Exercise goal: Extract the complete data exactly as given.

## start

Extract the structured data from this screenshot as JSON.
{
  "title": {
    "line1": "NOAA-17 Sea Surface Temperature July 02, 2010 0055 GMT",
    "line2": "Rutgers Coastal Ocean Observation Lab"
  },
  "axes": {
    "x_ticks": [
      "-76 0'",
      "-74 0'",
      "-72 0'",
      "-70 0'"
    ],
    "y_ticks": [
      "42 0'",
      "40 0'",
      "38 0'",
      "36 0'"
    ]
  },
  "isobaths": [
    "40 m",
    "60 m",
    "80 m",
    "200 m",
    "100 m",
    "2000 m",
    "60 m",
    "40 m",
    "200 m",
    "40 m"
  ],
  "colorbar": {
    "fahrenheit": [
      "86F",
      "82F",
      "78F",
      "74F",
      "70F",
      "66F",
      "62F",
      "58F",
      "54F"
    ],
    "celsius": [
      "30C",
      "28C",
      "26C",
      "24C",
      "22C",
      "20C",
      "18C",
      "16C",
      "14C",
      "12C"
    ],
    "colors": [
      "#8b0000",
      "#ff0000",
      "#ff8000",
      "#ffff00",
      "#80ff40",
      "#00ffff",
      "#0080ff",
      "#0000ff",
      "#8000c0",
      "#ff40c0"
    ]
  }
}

## end

Result:
Extract the structured data from this screenshot as JSON.
{
  "title": {
    "line1": "NOAA-17 Sea Surface Temperature July 02, 2010 0055 GMT",
    "line2": "Rutgers Coastal Ocean Observation Lab"
  },
  "axes": {
    "x_ticks": [
      "-76 0'",
      "-74 0'",
      "-72 0'",
      "-70 0'"
    ],
    "y_ticks": [
      "42 0'",
      "40 0'",
      "38 0'",
      "36 0'"
    ]
  },
  "isobaths": [
    "40 m",
    "60 m",
    "80 m",
    "200 m",
    "100 m",
    "2000 m",
    "60 m",
    "40 m",
    "200 m",
    "40 m"
  ],
  "colorbar": {
    "fahrenheit": [
      "86F",
      "82F",
      "78F",
      "74F",
      "70F",
      "66F",
      "62F",
      "58F",
      "54F"
    ],
    "celsius": [
      "30C",
      "28C",
      "26C",
      "24C",
      "22C",
      "20C",
      "18C",
      "16C",
      "14C",
      "12C"
    ],
    "colors": [
      "#8b0000",
      "#ff0000",
      "#ff8000",
      "#ffff00",
      "#80ff40",
      "#00ffff",
      "#0080ff",
      "#0000ff",
      "#8000c0",
      "#ff40c0"
    ]
  }
}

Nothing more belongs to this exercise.